## START DATASET ENTRIES

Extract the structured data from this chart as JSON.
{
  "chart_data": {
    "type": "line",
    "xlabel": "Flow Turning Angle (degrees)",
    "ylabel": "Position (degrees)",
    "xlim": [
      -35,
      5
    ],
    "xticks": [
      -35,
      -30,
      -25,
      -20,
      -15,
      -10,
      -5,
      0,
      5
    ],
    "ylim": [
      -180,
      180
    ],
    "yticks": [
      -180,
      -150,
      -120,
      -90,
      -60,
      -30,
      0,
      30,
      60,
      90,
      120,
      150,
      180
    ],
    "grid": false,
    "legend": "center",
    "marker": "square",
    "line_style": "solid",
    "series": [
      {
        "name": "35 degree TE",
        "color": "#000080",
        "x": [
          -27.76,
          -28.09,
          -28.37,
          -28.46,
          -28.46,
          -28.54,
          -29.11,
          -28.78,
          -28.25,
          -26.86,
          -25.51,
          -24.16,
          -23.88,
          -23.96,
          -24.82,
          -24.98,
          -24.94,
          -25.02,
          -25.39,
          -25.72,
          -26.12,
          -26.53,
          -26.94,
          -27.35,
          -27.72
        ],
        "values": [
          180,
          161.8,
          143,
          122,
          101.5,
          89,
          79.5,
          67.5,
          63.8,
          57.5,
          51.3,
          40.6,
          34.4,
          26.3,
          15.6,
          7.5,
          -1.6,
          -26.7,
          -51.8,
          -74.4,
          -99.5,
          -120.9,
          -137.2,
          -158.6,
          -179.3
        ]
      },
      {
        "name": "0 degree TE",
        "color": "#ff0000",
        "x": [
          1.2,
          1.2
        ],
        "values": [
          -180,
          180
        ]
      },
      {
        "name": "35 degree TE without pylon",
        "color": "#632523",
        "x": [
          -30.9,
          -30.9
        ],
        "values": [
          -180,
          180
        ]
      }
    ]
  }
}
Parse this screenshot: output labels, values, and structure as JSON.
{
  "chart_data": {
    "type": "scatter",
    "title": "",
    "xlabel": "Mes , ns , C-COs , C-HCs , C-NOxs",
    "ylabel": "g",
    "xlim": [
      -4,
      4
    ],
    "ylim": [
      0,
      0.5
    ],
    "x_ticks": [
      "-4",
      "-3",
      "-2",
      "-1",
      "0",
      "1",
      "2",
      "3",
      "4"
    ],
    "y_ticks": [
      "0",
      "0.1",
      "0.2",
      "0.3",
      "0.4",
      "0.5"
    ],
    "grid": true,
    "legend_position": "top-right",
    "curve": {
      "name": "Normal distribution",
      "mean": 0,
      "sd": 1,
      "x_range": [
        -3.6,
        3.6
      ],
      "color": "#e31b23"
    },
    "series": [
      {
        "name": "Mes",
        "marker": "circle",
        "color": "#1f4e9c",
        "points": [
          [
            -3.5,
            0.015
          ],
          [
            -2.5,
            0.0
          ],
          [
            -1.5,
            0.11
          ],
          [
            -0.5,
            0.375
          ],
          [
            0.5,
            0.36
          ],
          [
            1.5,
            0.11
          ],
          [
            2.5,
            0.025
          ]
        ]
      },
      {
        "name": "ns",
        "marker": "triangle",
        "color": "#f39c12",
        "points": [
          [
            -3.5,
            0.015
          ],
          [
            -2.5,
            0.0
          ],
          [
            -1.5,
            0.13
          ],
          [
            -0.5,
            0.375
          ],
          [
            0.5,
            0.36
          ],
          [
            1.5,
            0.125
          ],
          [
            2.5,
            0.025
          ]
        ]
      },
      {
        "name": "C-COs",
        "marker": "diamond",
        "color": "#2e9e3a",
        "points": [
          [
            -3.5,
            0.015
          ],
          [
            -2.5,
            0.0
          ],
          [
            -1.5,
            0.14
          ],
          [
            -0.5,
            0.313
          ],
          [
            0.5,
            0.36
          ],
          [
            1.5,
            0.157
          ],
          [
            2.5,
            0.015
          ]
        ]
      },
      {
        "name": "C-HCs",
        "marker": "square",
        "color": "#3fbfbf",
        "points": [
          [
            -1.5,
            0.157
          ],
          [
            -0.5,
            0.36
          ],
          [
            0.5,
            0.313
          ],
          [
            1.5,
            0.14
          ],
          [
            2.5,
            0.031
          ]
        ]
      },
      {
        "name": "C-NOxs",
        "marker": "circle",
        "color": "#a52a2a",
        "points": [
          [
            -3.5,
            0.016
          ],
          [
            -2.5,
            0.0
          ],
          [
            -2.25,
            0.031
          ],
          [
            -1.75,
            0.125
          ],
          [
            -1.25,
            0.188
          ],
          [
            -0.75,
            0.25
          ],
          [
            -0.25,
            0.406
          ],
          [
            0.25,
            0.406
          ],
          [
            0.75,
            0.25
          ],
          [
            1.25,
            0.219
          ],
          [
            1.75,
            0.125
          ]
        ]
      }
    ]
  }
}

## END DATASET ENTRIES

TASK GOAL - Take the entries above and transcribe them in full.

OUTPUT BELOW -
Extract the structured data from this chart as JSON.
{
  "chart_data": {
    "type": "line",
    "xlabel": "Flow Turning Angle (degrees)",
    "ylabel": "Position (degrees)",
    "xlim": [
      -35,
      5
    ],
    "xticks": [
      -35,
      -30,
      -25,
      -20,
      -15,
      -10,
      -5,
      0,
      5
    ],
    "ylim": [
      -180,
      180
    ],
    "yticks": [
      -180,
      -150,
      -120,
      -90,
      -60,
      -30,
      0,
      30,
      60,
      90,
      120,
      150,
      180
    ],
    "grid": false,
    "legend": "center",
    "marker": "square",
    "line_style": "solid",
    "series": [
      {
        "name": "35 degree TE",
        "color": "#000080",
        "x": [
          -27.76,
          -28.09,
          -28.37,
          -28.46,
          -28.46,
          -28.54,
          -29.11,
          -28.78,
          -28.25,
          -26.86,
          -25.51,
          -24.16,
          -23.88,
          -23.96,
          -24.82,
          -24.98,
          -24.94,
          -25.02,
          -25.39,
          -25.72,
          -26.12,
          -26.53,
          -26.94,
          -27.35,
          -27.72
        ],
        "values": [
          180,
          161.8,
          143,
          122,
          101.5,
          89,
          79.5,
          67.5,
          63.8,
          57.5,
          51.3,
          40.6,
          34.4,
          26.3,
          15.6,
          7.5,
          -1.6,
          -26.7,
          -51.8,
          -74.4,
          -99.5,
          -120.9,
          -137.2,
          -158.6,
          -179.3
        ]
      },
      {
        "name": "0 degree TE",
        "color": "#ff0000",
        "x": [
          1.2,
          1.2
        ],
        "values": [
          -180,
          180
        ]
      },
      {
        "name": "35 degree TE without pylon",
        "color": "#632523",
        "x": [
          -30.9,
          -30.9
        ],
        "values": [
          -180,
          180
        ]
      }
    ]
  }
}
Parse this screenshot: output labels, values, and structure as JSON.
{
  "chart_data": {
    "type": "scatter",
    "title": "",
    "xlabel": "Mes , ns , C-COs , C-HCs , C-NOxs",
    "ylabel": "g",
    "xlim": [
      -4,
      4
    ],
    "ylim": [
      0,
      0.5
    ],
    "x_ticks": [
      "-4",
      "-3",
      "-2",
      "-1",
      "0",
      "1",
      "2",
      "3",
      "4"
    ],
    "y_ticks": [
      "0",
      "0.1",
      "0.2",
      "0.3",
      "0.4",
      "0.5"
    ],
    "grid": true,
    "legend_position": "top-right",
    "curve": {
      "name": "Normal distribution",
      "mean": 0,
      "sd": 1,
      "x_range": [
        -3.6,
        3.6
      ],
      "color": "#e31b23"
    },
    "series": [
      {
        "name": "Mes",
        "marker": "circle",
        "color": "#1f4e9c",
        "points": [
          [
            -3.5,
            0.015
          ],
          [
            -2.5,
            0.0
          ],
          [
            -1.5,
            0.11
          ],
          [
            -0.5,
            0.375
          ],
          [
            0.5,
            0.36
          ],
          [
            1.5,
            0.11
          ],
          [
            2.5,
            0.025
          ]
        ]
      },
      {
        "name": "ns",
        "marker": "triangle",
        "color": "#f39c12",
        "points": [
          [
            -3.5,
            0.015
          ],
          [
            -2.5,
            0.0
          ],
          [
            -1.5,
            0.13
          ],
          [
            -0.5,
            0.375
          ],
          [
            0.5,
            0.36
          ],
          [
            1.5,
            0.125
          ],
          [
            2.5,
            0.025
          ]
        ]
      },
      {
        "name": "C-COs",
        "marker": "diamond",
        "color": "#2e9e3a",
        "points": [
          [
            -3.5,
            0.015
          ],
          [
            -2.5,
            0.0
          ],
          [
            -1.5,
            0.14
          ],
          [
            -0.5,
            0.313
          ],
          [
            0.5,
            0.36
          ],
          [
            1.5,
            0.157
          ],
          [
            2.5,
            0.015
          ]
        ]
      },
      {
        "name": "C-HCs",
        "marker": "square",
        "color": "#3fbfbf",
        "points": [
          [
            -1.5,
            0.157
          ],
          [
            -0.5,
            0.36
          ],
          [
            0.5,
            0.313
          ],
          [
            1.5,
            0.14
          ],
          [
            2.5,
            0.031
          ]
        ]
      },
      {
        "name": "C-NOxs",
        "marker": "circle",
        "color": "#a52a2a",
        "points": [
          [
            -3.5,
            0.016
          ],
          [
            -2.5,
            0.0
          ],
          [
            -2.25,
            0.031
          ],
          [
            -1.75,
            0.125
          ],
          [
            -1.25,
            0.188
          ],
          [
            -0.75,
            0.25
          ],
          [
            -0.25,
            0.406
          ],
          [
            0.25,
            0.406
          ],
          [
            0.75,
            0.25
          ],
          [
            1.25,
            0.219
          ],
          [
            1.75,
            0.125
          ]
        ]
      }
    ]
  }
}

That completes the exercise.